• _GIVEN INSTRUCTION_
Give again, word for word, only the lines from the one containing "What data populates" through the final line.

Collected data
:::::

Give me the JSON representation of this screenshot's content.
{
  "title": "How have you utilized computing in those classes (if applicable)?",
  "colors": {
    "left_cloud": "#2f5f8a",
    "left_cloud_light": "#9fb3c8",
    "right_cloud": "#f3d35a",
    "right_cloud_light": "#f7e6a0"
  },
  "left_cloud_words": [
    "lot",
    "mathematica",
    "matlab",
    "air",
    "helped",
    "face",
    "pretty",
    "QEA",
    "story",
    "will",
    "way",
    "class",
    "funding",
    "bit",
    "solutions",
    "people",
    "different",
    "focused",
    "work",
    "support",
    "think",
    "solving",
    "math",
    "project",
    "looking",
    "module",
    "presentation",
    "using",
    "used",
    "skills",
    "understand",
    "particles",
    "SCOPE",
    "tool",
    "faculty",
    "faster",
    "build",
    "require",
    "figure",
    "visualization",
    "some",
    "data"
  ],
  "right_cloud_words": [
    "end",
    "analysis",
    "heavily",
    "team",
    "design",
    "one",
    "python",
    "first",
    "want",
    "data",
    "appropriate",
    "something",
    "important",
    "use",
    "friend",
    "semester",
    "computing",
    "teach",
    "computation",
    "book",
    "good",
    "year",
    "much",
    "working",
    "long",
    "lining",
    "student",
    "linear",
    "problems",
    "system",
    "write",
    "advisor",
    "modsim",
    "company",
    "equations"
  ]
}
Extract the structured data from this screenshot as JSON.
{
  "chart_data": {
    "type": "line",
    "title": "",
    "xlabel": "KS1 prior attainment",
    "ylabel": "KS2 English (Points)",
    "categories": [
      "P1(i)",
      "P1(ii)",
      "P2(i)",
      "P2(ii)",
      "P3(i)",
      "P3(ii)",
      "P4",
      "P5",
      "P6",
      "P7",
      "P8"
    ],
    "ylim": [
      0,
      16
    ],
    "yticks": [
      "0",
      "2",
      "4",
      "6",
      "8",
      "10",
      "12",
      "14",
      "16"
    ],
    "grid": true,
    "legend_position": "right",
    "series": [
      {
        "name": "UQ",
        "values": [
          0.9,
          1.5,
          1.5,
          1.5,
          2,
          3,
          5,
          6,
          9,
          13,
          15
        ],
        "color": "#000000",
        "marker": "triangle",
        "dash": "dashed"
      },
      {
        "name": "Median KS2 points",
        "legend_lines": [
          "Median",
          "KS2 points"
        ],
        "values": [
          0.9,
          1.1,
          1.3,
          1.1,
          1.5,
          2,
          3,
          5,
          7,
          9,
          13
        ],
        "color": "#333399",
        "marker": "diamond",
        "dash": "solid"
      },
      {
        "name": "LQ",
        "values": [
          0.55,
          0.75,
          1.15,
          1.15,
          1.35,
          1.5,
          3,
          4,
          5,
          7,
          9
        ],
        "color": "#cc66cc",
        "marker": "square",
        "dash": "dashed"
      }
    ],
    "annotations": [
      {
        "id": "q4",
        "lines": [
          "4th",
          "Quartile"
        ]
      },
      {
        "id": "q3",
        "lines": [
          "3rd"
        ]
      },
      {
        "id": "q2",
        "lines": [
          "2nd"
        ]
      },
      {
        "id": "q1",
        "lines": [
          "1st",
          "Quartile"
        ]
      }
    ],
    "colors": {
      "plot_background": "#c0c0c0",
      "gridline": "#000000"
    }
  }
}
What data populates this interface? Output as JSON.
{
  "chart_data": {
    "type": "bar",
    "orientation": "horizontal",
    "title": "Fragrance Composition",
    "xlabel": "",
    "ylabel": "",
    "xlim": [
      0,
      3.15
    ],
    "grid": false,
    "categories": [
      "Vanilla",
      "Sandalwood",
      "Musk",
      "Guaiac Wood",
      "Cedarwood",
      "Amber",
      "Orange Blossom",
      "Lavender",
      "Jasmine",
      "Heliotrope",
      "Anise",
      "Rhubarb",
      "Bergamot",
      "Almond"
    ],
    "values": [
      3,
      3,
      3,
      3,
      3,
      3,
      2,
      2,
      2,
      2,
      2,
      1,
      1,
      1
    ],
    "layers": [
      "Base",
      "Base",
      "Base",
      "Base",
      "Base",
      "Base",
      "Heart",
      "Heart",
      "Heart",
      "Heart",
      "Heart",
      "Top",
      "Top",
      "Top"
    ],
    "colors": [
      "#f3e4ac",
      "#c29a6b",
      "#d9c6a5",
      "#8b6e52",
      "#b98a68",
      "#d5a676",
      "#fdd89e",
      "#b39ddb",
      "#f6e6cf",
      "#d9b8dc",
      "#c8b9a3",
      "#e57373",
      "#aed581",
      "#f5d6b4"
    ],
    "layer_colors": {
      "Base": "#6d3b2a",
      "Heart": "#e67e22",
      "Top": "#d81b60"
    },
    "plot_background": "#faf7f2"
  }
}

:::::

• _WRITTEN ANSWER_
What data populates this interface? Output as JSON.
{
  "chart_data": {
    "type": "bar",
    "orientation": "horizontal",
    "title": "Fragrance Composition",
    "xlabel": "",
    "ylabel": "",
    "xlim": [
      0,
      3.15
    ],
    "grid": false,
    "categories": [
      "Vanilla",
      "Sandalwood",
      "Musk",
      "Guaiac Wood",
      "Cedarwood",
      "Amber",
      "Orange Blossom",
      "Lavender",
      "Jasmine",
      "Heliotrope",
      "Anise",
      "Rhubarb",
      "Bergamot",
      "Almond"
    ],
    "values": [
      3,
      3,
      3,
      3,
      3,
      3,
      2,
      2,
      2,
      2,
      2,
      1,
      1,
      1
    ],
    "layers": [
      "Base",
      "Base",
      "Base",
      "Base",
      "Base",
      "Base",
      "Heart",
      "Heart",
      "Heart",
      "Heart",
      "Heart",
      "Top",
      "Top",
      "Top"
    ],
    "colors": [
      "#f3e4ac",
      "#c29a6b",
      "#d9c6a5",
      "#8b6e52",
      "#b98a68",
      "#d5a676",
      "#fdd89e",
      "#b39ddb",
      "#f6e6cf",
      "#d9b8dc",
      "#c8b9a3",
      "#e57373",
      "#aed581",
      "#f5d6b4"
    ],
    "layer_colors": {
      "Base": "#6d3b2a",
      "Heart": "#e67e22",
      "Top": "#d81b60"
    },
    "plot_background": "#faf7f2"
  }
}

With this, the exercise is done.